Every line below that mentions the word "Follow" should be copied out.

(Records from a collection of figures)
= = =
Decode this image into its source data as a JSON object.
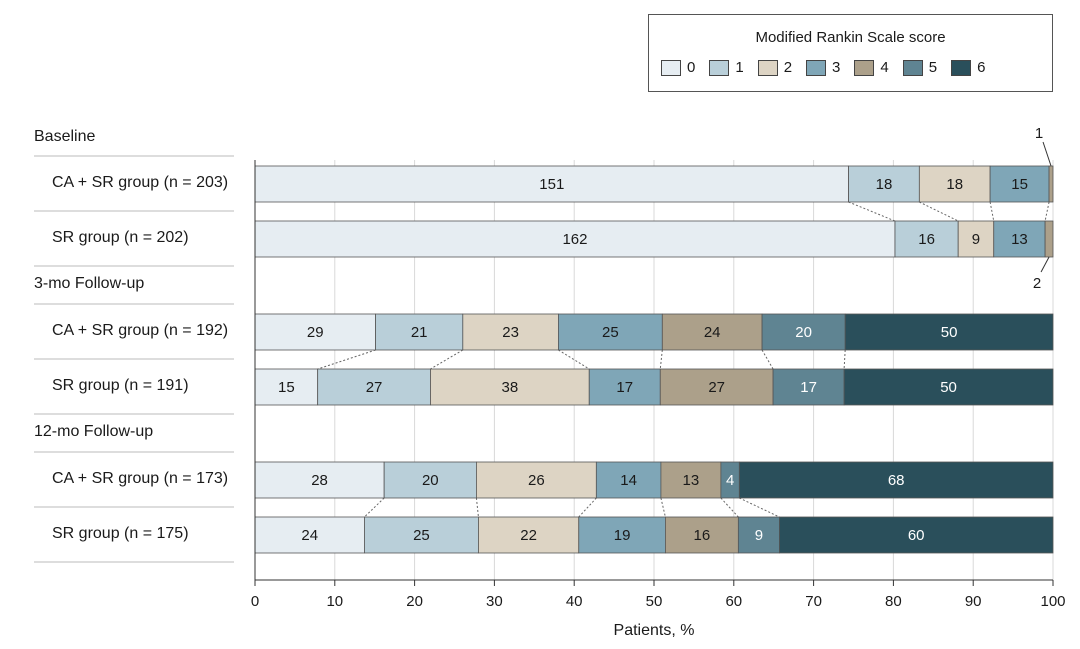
{
  "chart_data": {
    "type": "bar",
    "orientation": "horizontal",
    "stacked": true,
    "normalized_percent": true,
    "legend": {
      "title": "Modified Rankin Scale score",
      "placement": "top-right",
      "entries": [
        "0",
        "1",
        "2",
        "3",
        "4",
        "5",
        "6"
      ],
      "colors": [
        "#e6edf2",
        "#b9cfd9",
        "#ddd4c4",
        "#7fa6b7",
        "#aca08a",
        "#5f8492",
        "#2a4f5b"
      ]
    },
    "xlabel": "Patients, %",
    "xlim": [
      0,
      100
    ],
    "xticks": [
      "0",
      "10",
      "20",
      "30",
      "40",
      "50",
      "60",
      "70",
      "80",
      "90",
      "100"
    ],
    "groups": [
      {
        "title": "Baseline",
        "rows": [
          {
            "label": "CA + SR group (n = 203)",
            "values": [
              151,
              18,
              18,
              15,
              1,
              0,
              0
            ],
            "value_labels": [
              "151",
              "18",
              "18",
              "15",
              "",
              "",
              ""
            ]
          },
          {
            "label": "SR group (n = 202)",
            "values": [
              162,
              16,
              9,
              13,
              2,
              0,
              0
            ],
            "value_labels": [
              "162",
              "16",
              "9",
              "13",
              "",
              "",
              ""
            ]
          }
        ]
      },
      {
        "title": "3-mo Follow-up",
        "rows": [
          {
            "label": "CA + SR group (n = 192)",
            "values": [
              29,
              21,
              23,
              25,
              24,
              20,
              50
            ],
            "value_labels": [
              "29",
              "21",
              "23",
              "25",
              "24",
              "20",
              "50"
            ]
          },
          {
            "label": "SR group (n = 191)",
            "values": [
              15,
              27,
              38,
              17,
              27,
              17,
              50
            ],
            "value_labels": [
              "15",
              "27",
              "38",
              "17",
              "27",
              "17",
              "50"
            ]
          }
        ]
      },
      {
        "title": "12-mo Follow-up",
        "rows": [
          {
            "label": "CA + SR group (n = 173)",
            "values": [
              28,
              20,
              26,
              14,
              13,
              4,
              68
            ],
            "value_labels": [
              "28",
              "20",
              "26",
              "14",
              "13",
              "4",
              "68"
            ]
          },
          {
            "label": "SR group (n = 175)",
            "values": [
              24,
              25,
              22,
              19,
              16,
              9,
              60
            ],
            "value_labels": [
              "24",
              "25",
              "22",
              "19",
              "16",
              "9",
              "60"
            ]
          }
        ]
      }
    ],
    "annotations": [
      {
        "text": "1",
        "group": 0,
        "row": 0,
        "segment": 4
      },
      {
        "text": "2",
        "group": 0,
        "row": 1,
        "segment": 4
      }
    ]
  }
}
= = =
TASK OUTPUT -
        "title": "3-mo Follow-up",
        "title": "12-mo Follow-up",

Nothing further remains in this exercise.